▶ [Task statement]
Copy out the data below verbatim.

▶ [Material to process]
☆ ☆ ☆ ☆ ☆ ☆ ☆

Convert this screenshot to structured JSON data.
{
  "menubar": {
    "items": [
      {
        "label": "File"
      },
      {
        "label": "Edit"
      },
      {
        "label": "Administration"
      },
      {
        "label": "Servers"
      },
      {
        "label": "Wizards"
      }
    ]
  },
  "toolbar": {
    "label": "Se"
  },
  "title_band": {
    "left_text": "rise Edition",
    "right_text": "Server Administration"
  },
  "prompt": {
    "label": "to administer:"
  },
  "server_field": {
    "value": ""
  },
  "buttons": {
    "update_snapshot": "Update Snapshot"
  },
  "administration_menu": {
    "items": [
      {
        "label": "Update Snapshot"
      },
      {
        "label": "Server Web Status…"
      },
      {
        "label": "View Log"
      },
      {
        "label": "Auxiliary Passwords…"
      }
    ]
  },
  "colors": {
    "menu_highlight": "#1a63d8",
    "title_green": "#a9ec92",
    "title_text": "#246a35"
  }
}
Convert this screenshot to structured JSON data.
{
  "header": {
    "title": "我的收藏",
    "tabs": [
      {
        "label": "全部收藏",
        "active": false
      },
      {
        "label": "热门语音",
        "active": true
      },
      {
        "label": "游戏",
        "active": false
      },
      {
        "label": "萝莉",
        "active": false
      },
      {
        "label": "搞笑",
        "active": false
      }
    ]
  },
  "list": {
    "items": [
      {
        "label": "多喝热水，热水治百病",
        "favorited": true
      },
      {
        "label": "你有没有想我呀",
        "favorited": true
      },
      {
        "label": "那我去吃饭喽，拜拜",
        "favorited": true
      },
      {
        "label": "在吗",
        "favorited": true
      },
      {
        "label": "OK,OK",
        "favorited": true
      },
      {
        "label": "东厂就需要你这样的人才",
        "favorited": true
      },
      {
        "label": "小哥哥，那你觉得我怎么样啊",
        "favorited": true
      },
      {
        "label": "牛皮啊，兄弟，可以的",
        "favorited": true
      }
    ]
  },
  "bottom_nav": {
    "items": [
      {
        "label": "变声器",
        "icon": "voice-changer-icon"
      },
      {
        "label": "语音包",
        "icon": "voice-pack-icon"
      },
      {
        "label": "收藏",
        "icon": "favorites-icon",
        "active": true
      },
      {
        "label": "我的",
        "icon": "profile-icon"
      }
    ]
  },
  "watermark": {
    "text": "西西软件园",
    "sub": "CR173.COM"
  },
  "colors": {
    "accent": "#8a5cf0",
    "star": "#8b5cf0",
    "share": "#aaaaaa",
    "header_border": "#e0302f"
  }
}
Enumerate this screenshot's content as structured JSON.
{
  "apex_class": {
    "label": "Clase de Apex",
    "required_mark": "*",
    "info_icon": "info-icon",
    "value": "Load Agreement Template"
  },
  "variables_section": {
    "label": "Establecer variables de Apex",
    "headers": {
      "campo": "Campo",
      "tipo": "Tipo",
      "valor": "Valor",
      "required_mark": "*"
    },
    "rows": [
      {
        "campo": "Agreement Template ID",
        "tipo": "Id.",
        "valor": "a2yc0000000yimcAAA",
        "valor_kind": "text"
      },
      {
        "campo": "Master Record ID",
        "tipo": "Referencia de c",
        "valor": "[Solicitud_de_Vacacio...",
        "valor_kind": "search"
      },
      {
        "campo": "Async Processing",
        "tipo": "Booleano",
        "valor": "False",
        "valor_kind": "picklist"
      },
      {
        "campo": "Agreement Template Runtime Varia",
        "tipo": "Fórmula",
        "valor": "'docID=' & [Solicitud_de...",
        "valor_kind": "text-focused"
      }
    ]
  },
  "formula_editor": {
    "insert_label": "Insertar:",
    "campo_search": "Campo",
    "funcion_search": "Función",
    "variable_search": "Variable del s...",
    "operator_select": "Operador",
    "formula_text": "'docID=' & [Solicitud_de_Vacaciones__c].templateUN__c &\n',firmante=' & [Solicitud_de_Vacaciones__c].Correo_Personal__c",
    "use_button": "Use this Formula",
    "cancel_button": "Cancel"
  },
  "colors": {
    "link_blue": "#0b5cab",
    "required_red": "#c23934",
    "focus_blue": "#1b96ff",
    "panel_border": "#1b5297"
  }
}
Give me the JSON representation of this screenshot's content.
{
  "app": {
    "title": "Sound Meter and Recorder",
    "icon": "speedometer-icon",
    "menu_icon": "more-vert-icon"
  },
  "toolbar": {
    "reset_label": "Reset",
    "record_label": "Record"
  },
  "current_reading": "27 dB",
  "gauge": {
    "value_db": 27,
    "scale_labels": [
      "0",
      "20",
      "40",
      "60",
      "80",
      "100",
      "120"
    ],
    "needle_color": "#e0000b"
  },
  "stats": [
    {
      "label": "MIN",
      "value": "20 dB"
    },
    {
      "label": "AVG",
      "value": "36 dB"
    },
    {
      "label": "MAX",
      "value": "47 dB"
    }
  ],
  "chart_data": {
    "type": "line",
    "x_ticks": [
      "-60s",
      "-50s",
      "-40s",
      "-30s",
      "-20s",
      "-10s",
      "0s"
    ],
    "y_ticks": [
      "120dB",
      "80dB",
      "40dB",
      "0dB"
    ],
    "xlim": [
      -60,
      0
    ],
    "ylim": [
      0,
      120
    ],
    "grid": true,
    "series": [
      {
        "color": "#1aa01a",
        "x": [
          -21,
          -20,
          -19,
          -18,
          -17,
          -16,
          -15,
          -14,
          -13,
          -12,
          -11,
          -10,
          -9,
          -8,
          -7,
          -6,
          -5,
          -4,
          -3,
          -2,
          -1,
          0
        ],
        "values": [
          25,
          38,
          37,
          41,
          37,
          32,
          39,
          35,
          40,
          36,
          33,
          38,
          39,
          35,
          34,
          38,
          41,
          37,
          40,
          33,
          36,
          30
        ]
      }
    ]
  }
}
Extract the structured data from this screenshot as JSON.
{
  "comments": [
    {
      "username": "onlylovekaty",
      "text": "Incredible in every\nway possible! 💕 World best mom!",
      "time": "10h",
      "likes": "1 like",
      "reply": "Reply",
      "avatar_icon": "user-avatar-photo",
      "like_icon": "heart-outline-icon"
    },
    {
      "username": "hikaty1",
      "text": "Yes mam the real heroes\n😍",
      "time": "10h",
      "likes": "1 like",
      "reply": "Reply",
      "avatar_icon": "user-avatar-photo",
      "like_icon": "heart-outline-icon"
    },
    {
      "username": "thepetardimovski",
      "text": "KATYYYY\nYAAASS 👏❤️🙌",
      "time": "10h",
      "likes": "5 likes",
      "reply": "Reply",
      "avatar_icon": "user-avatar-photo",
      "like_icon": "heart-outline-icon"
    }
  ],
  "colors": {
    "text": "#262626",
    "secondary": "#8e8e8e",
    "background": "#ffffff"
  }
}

☆ ☆ ☆ ☆ ☆ ☆ ☆

▶ [Result]
Convert this screenshot to structured JSON data.
{
  "menubar": {
    "items": [
      {
        "label": "File"
      },
      {
        "label": "Edit"
      },
      {
        "label": "Administration"
      },
      {
        "label": "Servers"
      },
      {
        "label": "Wizards"
      }
    ]
  },
  "toolbar": {
    "label": "Se"
  },
  "title_band": {
    "left_text": "rise Edition",
    "right_text": "Server Administration"
  },
  "prompt": {
    "label": "to administer:"
  },
  "server_field": {
    "value": ""
  },
  "buttons": {
    "update_snapshot": "Update Snapshot"
  },
  "administration_menu": {
    "items": [
      {
        "label": "Update Snapshot"
      },
      {
        "label": "Server Web Status…"
      },
      {
        "label": "View Log"
      },
      {
        "label": "Auxiliary Passwords…"
      }
    ]
  },
  "colors": {
    "menu_highlight": "#1a63d8",
    "title_green": "#a9ec92",
    "title_text": "#246a35"
  }
}
Convert this screenshot to structured JSON data.
{
  "header": {
    "title": "我的收藏",
    "tabs": [
      {
        "label": "全部收藏",
        "active": false
      },
      {
        "label": "热门语音",
        "active": true
      },
      {
        "label": "游戏",
        "active": false
      },
      {
        "label": "萝莉",
        "active": false
      },
      {
        "label": "搞笑",
        "active": false
      }
    ]
  },
  "list": {
    "items": [
      {
        "label": "多喝热水，热水治百病",
        "favorited": true
      },
      {
        "label": "你有没有想我呀",
        "favorited": true
      },
      {
        "label": "那我去吃饭喽，拜拜",
        "favorited": true
      },
      {
        "label": "在吗",
        "favorited": true
      },
      {
        "label": "OK,OK",
        "favorited": true
      },
      {
        "label": "东厂就需要你这样的人才",
        "favorited": true
      },
      {
        "label": "小哥哥，那你觉得我怎么样啊",
        "favorited": true
      },
      {
        "label": "牛皮啊，兄弟，可以的",
        "favorited": true
      }
    ]
  },
  "bottom_nav": {
    "items": [
      {
        "label": "变声器",
        "icon": "voice-changer-icon"
      },
      {
        "label": "语音包",
        "icon": "voice-pack-icon"
      },
      {
        "label": "收藏",
        "icon": "favorites-icon",
        "active": true
      },
      {
        "label": "我的",
        "icon": "profile-icon"
      }
    ]
  },
  "watermark": {
    "text": "西西软件园",
    "sub": "CR173.COM"
  },
  "colors": {
    "accent": "#8a5cf0",
    "star": "#8b5cf0",
    "share": "#aaaaaa",
    "header_border": "#e0302f"
  }
}
Enumerate this screenshot's content as structured JSON.
{
  "apex_class": {
    "label": "Clase de Apex",
    "required_mark": "*",
    "info_icon": "info-icon",
    "value": "Load Agreement Template"
  },
  "variables_section": {
    "label": "Establecer variables de Apex",
    "headers": {
      "campo": "Campo",
      "tipo": "Tipo",
      "valor": "Valor",
      "required_mark": "*"
    },
    "rows": [
      {
        "campo": "Agreement Template ID",
        "tipo": "Id.",
        "valor": "a2yc0000000yimcAAA",
        "valor_kind": "text"
      },
      {
        "campo": "Master Record ID",
        "tipo": "Referencia de c",
        "valor": "[Solicitud_de_Vacacio...",
        "valor_kind": "search"
      },
      {
        "campo": "Async Processing",
        "tipo": "Booleano",
        "valor": "False",
        "valor_kind": "picklist"
      },
      {
        "campo": "Agreement Template Runtime Varia",
        "tipo": "Fórmula",
        "valor": "'docID=' & [Solicitud_de...",
        "valor_kind": "text-focused"
      }
    ]
  },
  "formula_editor": {
    "insert_label": "Insertar:",
    "campo_search": "Campo",
    "funcion_search": "Función",
    "variable_search": "Variable del s...",
    "operator_select": "Operador",
    "formula_text": "'docID=' & [Solicitud_de_Vacaciones__c].templateUN__c &\n',firmante=' & [Solicitud_de_Vacaciones__c].Correo_Personal__c",
    "use_button": "Use this Formula",
    "cancel_button": "Cancel"
  },
  "colors": {
    "link_blue": "#0b5cab",
    "required_red": "#c23934",
    "focus_blue": "#1b96ff",
    "panel_border": "#1b5297"
  }
}
Give me the JSON representation of this screenshot's content.
{
  "app": {
    "title": "Sound Meter and Recorder",
    "icon": "speedometer-icon",
    "menu_icon": "more-vert-icon"
  },
  "toolbar": {
    "reset_label": "Reset",
    "record_label": "Record"
  },
  "current_reading": "27 dB",
  "gauge": {
    "value_db": 27,
    "scale_labels": [
      "0",
      "20",
      "40",
      "60",
      "80",
      "100",
      "120"
    ],
    "needle_color": "#e0000b"
  },
  "stats": [
    {
      "label": "MIN",
      "value": "20 dB"
    },
    {
      "label": "AVG",
      "value": "36 dB"
    },
    {
      "label": "MAX",
      "value": "47 dB"
    }
  ],
  "chart_data": {
    "type": "line",
    "x_ticks": [
      "-60s",
      "-50s",
      "-40s",
      "-30s",
      "-20s",
      "-10s",
      "0s"
    ],
    "y_ticks": [
      "120dB",
      "80dB",
      "40dB",
      "0dB"
    ],
    "xlim": [
      -60,
      0
    ],
    "ylim": [
      0,
      120
    ],
    "grid": true,
    "series": [
      {
        "color": "#1aa01a",
        "x": [
          -21,
          -20,
          -19,
          -18,
          -17,
          -16,
          -15,
          -14,
          -13,
          -12,
          -11,
          -10,
          -9,
          -8,
          -7,
          -6,
          -5,
          -4,
          -3,
          -2,
          -1,
          0
        ],
        "values": [
          25,
          38,
          37,
          41,
          37,
          32,
          39,
          35,
          40,
          36,
          33,
          38,
          39,
          35,
          34,
          38,
          41,
          37,
          40,
          33,
          36,
          30
        ]
      }
    ]
  }
}
Extract the structured data from this screenshot as JSON.
{
  "comments": [
    {
      "username": "onlylovekaty",
      "text": "Incredible in every\nway possible! 💕 World best mom!",
      "time": "10h",
      "likes": "1 like",
      "reply": "Reply",
      "avatar_icon": "user-avatar-photo",
      "like_icon": "heart-outline-icon"
    },
    {
      "username": "hikaty1",
      "text": "Yes mam the real heroes\n😍",
      "time": "10h",
      "likes": "1 like",
      "reply": "Reply",
      "avatar_icon": "user-avatar-photo",
      "like_icon": "heart-outline-icon"
    },
    {
      "username": "thepetardimovski",
      "text": "KATYYYY\nYAAASS 👏❤️🙌",
      "time": "10h",
      "likes": "5 likes",
      "reply": "Reply",
      "avatar_icon": "user-avatar-photo",
      "like_icon": "heart-outline-icon"
    }
  ],
  "colors": {
    "text": "#262626",
    "secondary": "#8e8e8e",
    "background": "#ffffff"
  }
}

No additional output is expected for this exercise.